>>

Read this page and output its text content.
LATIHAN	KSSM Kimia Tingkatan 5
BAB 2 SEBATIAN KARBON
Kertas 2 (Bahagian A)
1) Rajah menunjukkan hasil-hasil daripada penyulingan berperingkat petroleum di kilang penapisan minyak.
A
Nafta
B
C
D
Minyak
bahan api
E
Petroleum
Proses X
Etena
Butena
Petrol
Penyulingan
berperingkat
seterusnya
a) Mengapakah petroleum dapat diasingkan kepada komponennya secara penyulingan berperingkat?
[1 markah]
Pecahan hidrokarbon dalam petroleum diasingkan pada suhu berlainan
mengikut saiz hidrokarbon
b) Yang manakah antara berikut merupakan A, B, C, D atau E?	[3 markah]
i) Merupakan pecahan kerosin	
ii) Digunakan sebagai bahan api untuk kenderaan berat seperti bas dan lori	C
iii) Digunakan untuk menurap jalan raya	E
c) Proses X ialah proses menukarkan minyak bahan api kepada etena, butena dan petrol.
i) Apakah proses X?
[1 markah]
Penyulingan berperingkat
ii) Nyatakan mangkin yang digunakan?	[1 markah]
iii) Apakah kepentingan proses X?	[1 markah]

<<
>>

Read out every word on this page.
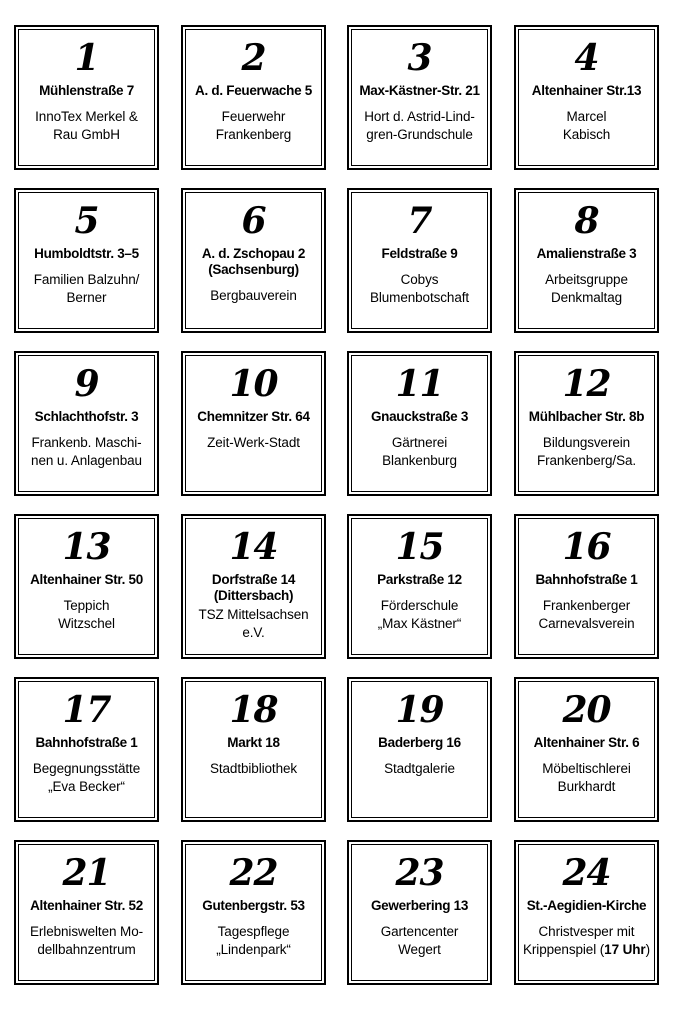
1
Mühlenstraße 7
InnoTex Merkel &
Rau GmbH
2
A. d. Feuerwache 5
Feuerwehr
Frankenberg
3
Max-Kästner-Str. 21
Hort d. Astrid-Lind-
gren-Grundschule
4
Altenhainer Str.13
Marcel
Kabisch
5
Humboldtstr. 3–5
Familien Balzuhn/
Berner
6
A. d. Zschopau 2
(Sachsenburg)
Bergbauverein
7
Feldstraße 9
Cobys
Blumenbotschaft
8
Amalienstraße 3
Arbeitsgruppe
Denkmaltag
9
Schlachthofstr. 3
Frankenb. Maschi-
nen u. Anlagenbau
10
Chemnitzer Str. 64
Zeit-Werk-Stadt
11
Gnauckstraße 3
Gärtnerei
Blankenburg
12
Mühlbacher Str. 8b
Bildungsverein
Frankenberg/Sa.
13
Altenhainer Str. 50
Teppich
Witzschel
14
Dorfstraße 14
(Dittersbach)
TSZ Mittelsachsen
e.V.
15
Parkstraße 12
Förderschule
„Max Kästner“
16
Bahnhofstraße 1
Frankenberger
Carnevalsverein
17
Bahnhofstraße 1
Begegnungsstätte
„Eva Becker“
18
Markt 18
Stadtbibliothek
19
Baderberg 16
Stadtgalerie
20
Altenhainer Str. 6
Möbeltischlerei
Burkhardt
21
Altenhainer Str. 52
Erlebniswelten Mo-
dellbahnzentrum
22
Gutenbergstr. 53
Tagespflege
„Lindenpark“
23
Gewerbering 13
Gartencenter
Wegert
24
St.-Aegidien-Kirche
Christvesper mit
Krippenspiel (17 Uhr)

<<
>>

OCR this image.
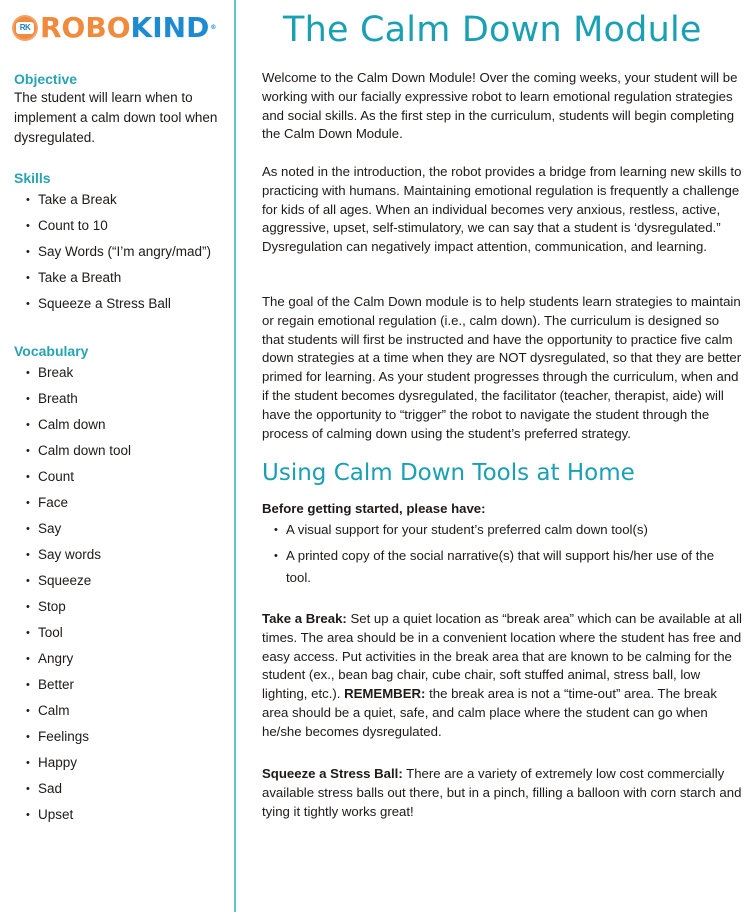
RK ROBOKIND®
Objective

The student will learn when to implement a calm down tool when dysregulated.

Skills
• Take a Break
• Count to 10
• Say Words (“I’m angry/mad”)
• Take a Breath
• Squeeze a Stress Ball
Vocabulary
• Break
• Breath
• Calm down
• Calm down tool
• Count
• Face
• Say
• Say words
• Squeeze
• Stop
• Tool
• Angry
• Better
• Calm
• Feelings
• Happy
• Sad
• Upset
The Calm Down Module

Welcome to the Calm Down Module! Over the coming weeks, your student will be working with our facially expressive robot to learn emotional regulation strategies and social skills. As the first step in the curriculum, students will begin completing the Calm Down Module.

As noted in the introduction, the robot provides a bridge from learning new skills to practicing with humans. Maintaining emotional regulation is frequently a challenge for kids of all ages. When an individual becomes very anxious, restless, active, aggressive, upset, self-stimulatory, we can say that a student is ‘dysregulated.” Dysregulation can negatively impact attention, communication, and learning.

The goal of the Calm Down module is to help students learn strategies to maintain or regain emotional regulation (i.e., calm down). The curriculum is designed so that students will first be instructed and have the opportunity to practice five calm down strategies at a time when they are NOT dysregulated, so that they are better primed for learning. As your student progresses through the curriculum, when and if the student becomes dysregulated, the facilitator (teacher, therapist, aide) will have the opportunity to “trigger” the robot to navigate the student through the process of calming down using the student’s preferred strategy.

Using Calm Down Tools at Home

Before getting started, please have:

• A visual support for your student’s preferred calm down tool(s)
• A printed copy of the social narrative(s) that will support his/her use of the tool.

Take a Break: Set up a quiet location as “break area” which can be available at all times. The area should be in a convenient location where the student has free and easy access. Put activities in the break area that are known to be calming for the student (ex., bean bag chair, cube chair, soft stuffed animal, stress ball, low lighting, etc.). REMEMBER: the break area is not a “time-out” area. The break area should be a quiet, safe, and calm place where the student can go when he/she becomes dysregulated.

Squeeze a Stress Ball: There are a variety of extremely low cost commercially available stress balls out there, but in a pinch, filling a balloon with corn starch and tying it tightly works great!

<<

» Stated task
Show every line where the string "markah" appears.

» Output for this exercise
[1 markah]
b) Yang manakah antara berikut merupakan A, B, C, D atau E?	[3 markah]
[1 markah]
ii) Nyatakan mangkin yang digunakan?	[1 markah]
iii) Apakah kepentingan proses X?	[1 markah]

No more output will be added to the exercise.